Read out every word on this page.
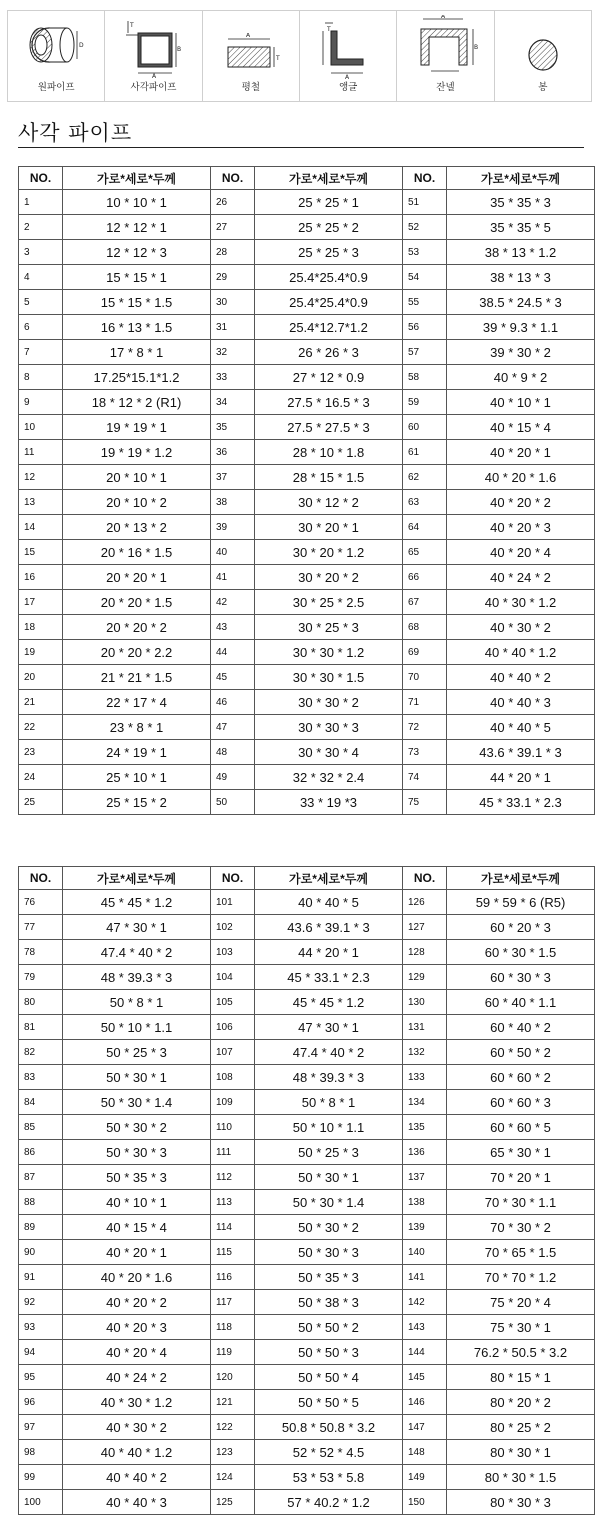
D
원파이프
T
B
A
사각파이프
A
T
평철
T
A
앵글
A
B
잔넬	봉
사각 파이프
NO.	가로*세로*두께	NO.	가로*세로*두께	NO.	가로*세로*두께
1	10 * 10 * 1	26	25 * 25 * 1	51	35 * 35 * 3
2	12 * 12 * 1	27	25 * 25 * 2	52	35 * 35 * 5
3	12 * 12 * 3	28	25 * 25 * 3	53	38 * 13 * 1.2
4	15 * 15 * 1	29	25.4*25.4*0.9	54	38 * 13 * 3
5	15 * 15 * 1.5	30	25.4*25.4*0.9	55	38.5 * 24.5 * 3
6	16 * 13 * 1.5	31	25.4*12.7*1.2	56	39 * 9.3 * 1.1
7	17 * 8 * 1	32	26 * 26 * 3	57	39 * 30 * 2
8	17.25*15.1*1.2	33	27 * 12 * 0.9	58	40 * 9 * 2
9	18 * 12 * 2 (R1)	34	27.5 * 16.5 * 3	59	40 * 10 * 1
10	19 * 19 * 1	35	27.5 * 27.5 * 3	60	40 * 15 * 4
11	19 * 19 * 1.2	36	28 * 10 * 1.8	61	40 * 20 * 1
12	20 * 10 * 1	37	28 * 15 * 1.5	62	40 * 20 * 1.6
13	20 * 10 * 2	38	30 * 12 * 2	63	40 * 20 * 2
14	20 * 13 * 2	39	30 * 20 * 1	64	40 * 20 * 3
15	20 * 16 * 1.5	40	30 * 20 * 1.2	65	40 * 20 * 4
16	20 * 20 * 1	41	30 * 20 * 2	66	40 * 24 * 2
17	20 * 20 * 1.5	42	30 * 25 * 2.5	67	40 * 30 * 1.2
18	20 * 20 * 2	43	30 * 25 * 3	68	40 * 30 * 2
19	20 * 20 * 2.2	44	30 * 30 * 1.2	69	40 * 40 * 1.2
20	21 * 21 * 1.5	45	30 * 30 * 1.5	70	40 * 40 * 2
21	22 * 17 * 4	46	30 * 30 * 2	71	40 * 40 * 3
22	23 * 8 * 1	47	30 * 30 * 3	72	40 * 40 * 5
23	24 * 19 * 1	48	30 * 30 * 4	73	43.6 * 39.1 * 3
24	25 * 10 * 1	49	32 * 32 * 2.4	74	44 * 20 * 1
25	25 * 15 * 2	50	33 * 19 *3	75	45 * 33.1 * 2.3
NO.	가로*세로*두께	NO.	가로*세로*두께	NO.	가로*세로*두께
76	45 * 45 * 1.2	101	40 * 40 * 5	126	59 * 59 * 6 (R5)
77	47 * 30 * 1	102	43.6 * 39.1 * 3	127	60 * 20 * 3
78	47.4 * 40 * 2	103	44 * 20 * 1	128	60 * 30 * 1.5
79	48 * 39.3 * 3	104	45 * 33.1 * 2.3	129	60 * 30 * 3
80	50 * 8 * 1	105	45 * 45 * 1.2	130	60 * 40 * 1.1
81	50 * 10 * 1.1	106	47 * 30 * 1	131	60 * 40 * 2
82	50 * 25 * 3	107	47.4 * 40 * 2	132	60 * 50 * 2
83	50 * 30 * 1	108	48 * 39.3 * 3	133	60 * 60 * 2
84	50 * 30 * 1.4	109	50 * 8 * 1	134	60 * 60 * 3
85	50 * 30 * 2	110	50 * 10 * 1.1	135	60 * 60 * 5
86	50 * 30 * 3	111	50 * 25 * 3	136	65 * 30 * 1
87	50 * 35 * 3	112	50 * 30 * 1	137	70 * 20 * 1
88	40 * 10 * 1	113	50 * 30 * 1.4	138	70 * 30 * 1.1
89	40 * 15 * 4	114	50 * 30 * 2	139	70 * 30 * 2
90	40 * 20 * 1	115	50 * 30 * 3	140	70 * 65 * 1.5
91	40 * 20 * 1.6	116	50 * 35 * 3	141	70 * 70 * 1.2
92	40 * 20 * 2	117	50 * 38 * 3	142	75 * 20 * 4
93	40 * 20 * 3	118	50 * 50 * 2	143	75 * 30 * 1
94	40 * 20 * 4	119	50 * 50 * 3	144	76.2 * 50.5 * 3.2
95	40 * 24 * 2	120	50 * 50 * 4	145	80 * 15 * 1
96	40 * 30 * 1.2	121	50 * 50 * 5	146	80 * 20 * 2
97	40 * 30 * 2	122	50.8 * 50.8 * 3.2	147	80 * 25 * 2
98	40 * 40 * 1.2	123	52 * 52 * 4.5	148	80 * 30 * 1
99	40 * 40 * 2	124	53 * 53 * 5.8	149	80 * 30 * 1.5
100	40 * 40 * 3	125	57 * 40.2 * 1.2	150	80 * 30 * 3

##############################

Set down all the entries exactly as they appear, but skip any pictures.

Read out every word on this page.
D
원파이프
T
B
A
사각파이프
A
T
평철
T
A
앵글
A
B
잔넬	봉
사각 파이프
NO.	가로*세로*두께	NO.	가로*세로*두께	NO.	가로*세로*두께
1	10 * 10 * 1	26	25 * 25 * 1	51	35 * 35 * 3
2	12 * 12 * 1	27	25 * 25 * 2	52	35 * 35 * 5
3	12 * 12 * 3	28	25 * 25 * 3	53	38 * 13 * 1.2
4	15 * 15 * 1	29	25.4*25.4*0.9	54	38 * 13 * 3
5	15 * 15 * 1.5	30	25.4*25.4*0.9	55	38.5 * 24.5 * 3
6	16 * 13 * 1.5	31	25.4*12.7*1.2	56	39 * 9.3 * 1.1
7	17 * 8 * 1	32	26 * 26 * 3	57	39 * 30 * 2
8	17.25*15.1*1.2	33	27 * 12 * 0.9	58	40 * 9 * 2
9	18 * 12 * 2 (R1)	34	27.5 * 16.5 * 3	59	40 * 10 * 1
10	19 * 19 * 1	35	27.5 * 27.5 * 3	60	40 * 15 * 4
11	19 * 19 * 1.2	36	28 * 10 * 1.8	61	40 * 20 * 1
12	20 * 10 * 1	37	28 * 15 * 1.5	62	40 * 20 * 1.6
13	20 * 10 * 2	38	30 * 12 * 2	63	40 * 20 * 2
14	20 * 13 * 2	39	30 * 20 * 1	64	40 * 20 * 3
15	20 * 16 * 1.5	40	30 * 20 * 1.2	65	40 * 20 * 4
16	20 * 20 * 1	41	30 * 20 * 2	66	40 * 24 * 2
17	20 * 20 * 1.5	42	30 * 25 * 2.5	67	40 * 30 * 1.2
18	20 * 20 * 2	43	30 * 25 * 3	68	40 * 30 * 2
19	20 * 20 * 2.2	44	30 * 30 * 1.2	69	40 * 40 * 1.2
20	21 * 21 * 1.5	45	30 * 30 * 1.5	70	40 * 40 * 2
21	22 * 17 * 4	46	30 * 30 * 2	71	40 * 40 * 3
22	23 * 8 * 1	47	30 * 30 * 3	72	40 * 40 * 5
23	24 * 19 * 1	48	30 * 30 * 4	73	43.6 * 39.1 * 3
24	25 * 10 * 1	49	32 * 32 * 2.4	74	44 * 20 * 1
25	25 * 15 * 2	50	33 * 19 *3	75	45 * 33.1 * 2.3
NO.	가로*세로*두께	NO.	가로*세로*두께	NO.	가로*세로*두께
76	45 * 45 * 1.2	101	40 * 40 * 5	126	59 * 59 * 6 (R5)
77	47 * 30 * 1	102	43.6 * 39.1 * 3	127	60 * 20 * 3
78	47.4 * 40 * 2	103	44 * 20 * 1	128	60 * 30 * 1.5
79	48 * 39.3 * 3	104	45 * 33.1 * 2.3	129	60 * 30 * 3
80	50 * 8 * 1	105	45 * 45 * 1.2	130	60 * 40 * 1.1
81	50 * 10 * 1.1	106	47 * 30 * 1	131	60 * 40 * 2
82	50 * 25 * 3	107	47.4 * 40 * 2	132	60 * 50 * 2
83	50 * 30 * 1	108	48 * 39.3 * 3	133	60 * 60 * 2
84	50 * 30 * 1.4	109	50 * 8 * 1	134	60 * 60 * 3
85	50 * 30 * 2	110	50 * 10 * 1.1	135	60 * 60 * 5
86	50 * 30 * 3	111	50 * 25 * 3	136	65 * 30 * 1
87	50 * 35 * 3	112	50 * 30 * 1	137	70 * 20 * 1
88	40 * 10 * 1	113	50 * 30 * 1.4	138	70 * 30 * 1.1
89	40 * 15 * 4	114	50 * 30 * 2	139	70 * 30 * 2
90	40 * 20 * 1	115	50 * 30 * 3	140	70 * 65 * 1.5
91	40 * 20 * 1.6	116	50 * 35 * 3	141	70 * 70 * 1.2
92	40 * 20 * 2	117	50 * 38 * 3	142	75 * 20 * 4
93	40 * 20 * 3	118	50 * 50 * 2	143	75 * 30 * 1
94	40 * 20 * 4	119	50 * 50 * 3	144	76.2 * 50.5 * 3.2
95	40 * 24 * 2	120	50 * 50 * 4	145	80 * 15 * 1
96	40 * 30 * 1.2	121	50 * 50 * 5	146	80 * 20 * 2
97	40 * 30 * 2	122	50.8 * 50.8 * 3.2	147	80 * 25 * 2
98	40 * 40 * 1.2	123	52 * 52 * 4.5	148	80 * 30 * 1
99	40 * 40 * 2	124	53 * 53 * 5.8	149	80 * 30 * 1.5
100	40 * 40 * 3	125	57 * 40.2 * 1.2	150	80 * 30 * 3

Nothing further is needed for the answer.